[Start of SUPPLIED INFORMATION]
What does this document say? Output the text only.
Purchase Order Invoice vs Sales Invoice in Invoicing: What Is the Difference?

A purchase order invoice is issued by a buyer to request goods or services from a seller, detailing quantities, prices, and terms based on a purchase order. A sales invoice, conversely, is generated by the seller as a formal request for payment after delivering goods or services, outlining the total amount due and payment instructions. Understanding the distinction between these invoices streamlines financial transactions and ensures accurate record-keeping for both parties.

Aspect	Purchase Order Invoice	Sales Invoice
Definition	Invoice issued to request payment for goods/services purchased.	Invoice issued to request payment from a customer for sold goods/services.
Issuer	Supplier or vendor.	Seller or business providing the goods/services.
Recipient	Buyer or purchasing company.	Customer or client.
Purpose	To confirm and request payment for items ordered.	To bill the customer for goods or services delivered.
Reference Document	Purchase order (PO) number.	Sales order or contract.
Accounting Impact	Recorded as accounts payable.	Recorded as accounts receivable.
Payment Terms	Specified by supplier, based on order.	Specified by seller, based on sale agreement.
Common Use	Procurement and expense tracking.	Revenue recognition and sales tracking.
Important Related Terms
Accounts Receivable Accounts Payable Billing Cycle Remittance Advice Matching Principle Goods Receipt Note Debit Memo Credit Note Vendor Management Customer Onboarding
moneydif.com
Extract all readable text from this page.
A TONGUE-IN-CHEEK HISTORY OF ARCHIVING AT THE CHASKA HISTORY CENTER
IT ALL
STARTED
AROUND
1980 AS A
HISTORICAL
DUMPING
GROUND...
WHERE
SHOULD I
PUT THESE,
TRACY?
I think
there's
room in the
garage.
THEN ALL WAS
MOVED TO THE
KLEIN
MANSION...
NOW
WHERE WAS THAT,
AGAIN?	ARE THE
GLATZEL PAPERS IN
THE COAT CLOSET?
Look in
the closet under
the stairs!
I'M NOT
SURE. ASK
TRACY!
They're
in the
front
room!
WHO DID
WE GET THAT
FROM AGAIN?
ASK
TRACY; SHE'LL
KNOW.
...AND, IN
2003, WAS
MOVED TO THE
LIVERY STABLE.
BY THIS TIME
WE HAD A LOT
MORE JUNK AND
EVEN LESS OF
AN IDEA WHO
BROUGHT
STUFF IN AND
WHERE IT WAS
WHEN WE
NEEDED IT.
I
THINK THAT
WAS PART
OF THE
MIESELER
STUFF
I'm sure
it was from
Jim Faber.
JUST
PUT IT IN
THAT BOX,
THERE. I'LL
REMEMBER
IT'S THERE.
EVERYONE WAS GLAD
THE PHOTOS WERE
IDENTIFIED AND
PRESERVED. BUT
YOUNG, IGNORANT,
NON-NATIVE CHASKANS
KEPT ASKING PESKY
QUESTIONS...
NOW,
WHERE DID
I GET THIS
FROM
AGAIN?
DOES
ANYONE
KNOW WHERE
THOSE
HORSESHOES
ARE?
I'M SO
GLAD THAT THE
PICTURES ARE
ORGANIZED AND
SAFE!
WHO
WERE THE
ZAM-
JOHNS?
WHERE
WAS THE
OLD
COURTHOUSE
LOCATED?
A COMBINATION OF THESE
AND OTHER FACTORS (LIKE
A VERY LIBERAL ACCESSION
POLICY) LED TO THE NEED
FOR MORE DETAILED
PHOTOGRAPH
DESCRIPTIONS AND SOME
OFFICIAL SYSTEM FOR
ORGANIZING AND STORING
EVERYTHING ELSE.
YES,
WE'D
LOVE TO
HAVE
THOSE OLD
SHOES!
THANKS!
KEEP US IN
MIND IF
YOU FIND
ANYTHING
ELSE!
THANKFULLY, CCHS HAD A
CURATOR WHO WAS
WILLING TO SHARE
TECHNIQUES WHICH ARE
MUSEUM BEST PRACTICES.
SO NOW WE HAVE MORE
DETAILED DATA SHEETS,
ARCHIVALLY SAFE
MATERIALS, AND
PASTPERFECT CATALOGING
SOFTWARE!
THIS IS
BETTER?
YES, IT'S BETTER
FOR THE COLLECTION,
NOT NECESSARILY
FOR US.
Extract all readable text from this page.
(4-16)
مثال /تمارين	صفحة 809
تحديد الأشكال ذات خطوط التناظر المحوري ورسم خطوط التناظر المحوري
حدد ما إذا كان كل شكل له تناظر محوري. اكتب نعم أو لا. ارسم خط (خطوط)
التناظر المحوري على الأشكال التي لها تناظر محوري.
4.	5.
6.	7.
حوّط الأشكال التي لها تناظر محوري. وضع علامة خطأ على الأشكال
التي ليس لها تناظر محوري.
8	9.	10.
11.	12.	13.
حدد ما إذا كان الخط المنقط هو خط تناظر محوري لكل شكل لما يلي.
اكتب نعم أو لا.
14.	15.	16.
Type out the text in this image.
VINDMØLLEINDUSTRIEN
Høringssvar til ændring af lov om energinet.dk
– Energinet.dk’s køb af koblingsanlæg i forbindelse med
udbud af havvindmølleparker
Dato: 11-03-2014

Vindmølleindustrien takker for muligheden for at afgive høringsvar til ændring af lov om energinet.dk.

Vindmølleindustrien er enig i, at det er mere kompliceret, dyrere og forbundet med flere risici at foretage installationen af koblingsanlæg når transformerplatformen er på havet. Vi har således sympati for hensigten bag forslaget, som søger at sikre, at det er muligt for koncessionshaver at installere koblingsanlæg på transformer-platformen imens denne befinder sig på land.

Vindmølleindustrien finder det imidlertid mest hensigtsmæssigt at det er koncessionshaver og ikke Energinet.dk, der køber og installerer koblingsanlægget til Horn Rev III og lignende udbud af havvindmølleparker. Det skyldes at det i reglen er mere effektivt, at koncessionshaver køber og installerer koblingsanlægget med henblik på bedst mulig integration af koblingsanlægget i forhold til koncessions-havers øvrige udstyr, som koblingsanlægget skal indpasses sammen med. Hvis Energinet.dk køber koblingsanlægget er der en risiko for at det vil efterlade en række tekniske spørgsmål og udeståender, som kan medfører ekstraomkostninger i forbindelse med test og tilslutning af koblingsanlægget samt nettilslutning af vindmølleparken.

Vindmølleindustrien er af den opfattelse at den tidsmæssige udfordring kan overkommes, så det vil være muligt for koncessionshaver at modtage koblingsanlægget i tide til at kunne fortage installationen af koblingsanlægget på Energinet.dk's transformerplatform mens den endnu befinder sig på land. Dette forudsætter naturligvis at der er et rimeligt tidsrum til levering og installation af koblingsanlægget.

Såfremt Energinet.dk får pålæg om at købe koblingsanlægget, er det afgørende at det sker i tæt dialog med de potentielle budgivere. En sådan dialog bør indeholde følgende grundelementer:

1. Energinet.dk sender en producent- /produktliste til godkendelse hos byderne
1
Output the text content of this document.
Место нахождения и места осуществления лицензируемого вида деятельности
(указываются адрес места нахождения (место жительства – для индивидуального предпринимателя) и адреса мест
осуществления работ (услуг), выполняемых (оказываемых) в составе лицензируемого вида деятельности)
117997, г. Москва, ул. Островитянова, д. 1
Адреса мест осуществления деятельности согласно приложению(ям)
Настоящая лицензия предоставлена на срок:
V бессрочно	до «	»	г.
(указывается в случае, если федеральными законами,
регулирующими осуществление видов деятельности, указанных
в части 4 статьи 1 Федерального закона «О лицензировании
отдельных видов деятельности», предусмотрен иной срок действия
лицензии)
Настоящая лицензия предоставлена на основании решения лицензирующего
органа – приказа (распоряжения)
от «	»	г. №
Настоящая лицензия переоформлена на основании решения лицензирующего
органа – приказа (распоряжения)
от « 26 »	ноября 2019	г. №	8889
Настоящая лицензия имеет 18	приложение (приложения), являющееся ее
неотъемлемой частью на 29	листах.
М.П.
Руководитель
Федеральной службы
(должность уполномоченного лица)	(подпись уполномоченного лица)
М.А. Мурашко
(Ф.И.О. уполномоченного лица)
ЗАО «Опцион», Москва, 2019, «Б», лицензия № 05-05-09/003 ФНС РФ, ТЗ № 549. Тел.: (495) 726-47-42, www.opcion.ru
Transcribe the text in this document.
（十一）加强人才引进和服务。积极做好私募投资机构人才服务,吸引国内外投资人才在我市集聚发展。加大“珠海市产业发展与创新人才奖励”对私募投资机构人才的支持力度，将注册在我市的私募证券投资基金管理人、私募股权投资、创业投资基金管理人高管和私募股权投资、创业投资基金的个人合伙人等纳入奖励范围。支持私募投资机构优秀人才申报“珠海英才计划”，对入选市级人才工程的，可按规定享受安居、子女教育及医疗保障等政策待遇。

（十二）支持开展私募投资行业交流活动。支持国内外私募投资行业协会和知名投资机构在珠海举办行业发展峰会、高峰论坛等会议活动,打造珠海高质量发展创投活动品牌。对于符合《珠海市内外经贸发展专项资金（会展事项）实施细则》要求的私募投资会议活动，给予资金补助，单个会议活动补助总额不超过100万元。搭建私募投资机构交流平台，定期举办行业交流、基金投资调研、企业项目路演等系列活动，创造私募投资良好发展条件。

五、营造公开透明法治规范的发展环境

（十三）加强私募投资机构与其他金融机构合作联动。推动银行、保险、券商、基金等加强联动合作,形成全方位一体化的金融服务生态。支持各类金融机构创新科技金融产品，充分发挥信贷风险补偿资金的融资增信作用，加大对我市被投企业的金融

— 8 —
[End of SUPPLIED INFORMATION]
> DIRECTIONS FOR THIS TASK: Find the lines above that contain the word "уполномоченного" and collect them.

> EXERCISE OUTPUT:
(должность уполномоченного лица)	(подпись уполномоченного лица)
(Ф.И.О. уполномоченного лица)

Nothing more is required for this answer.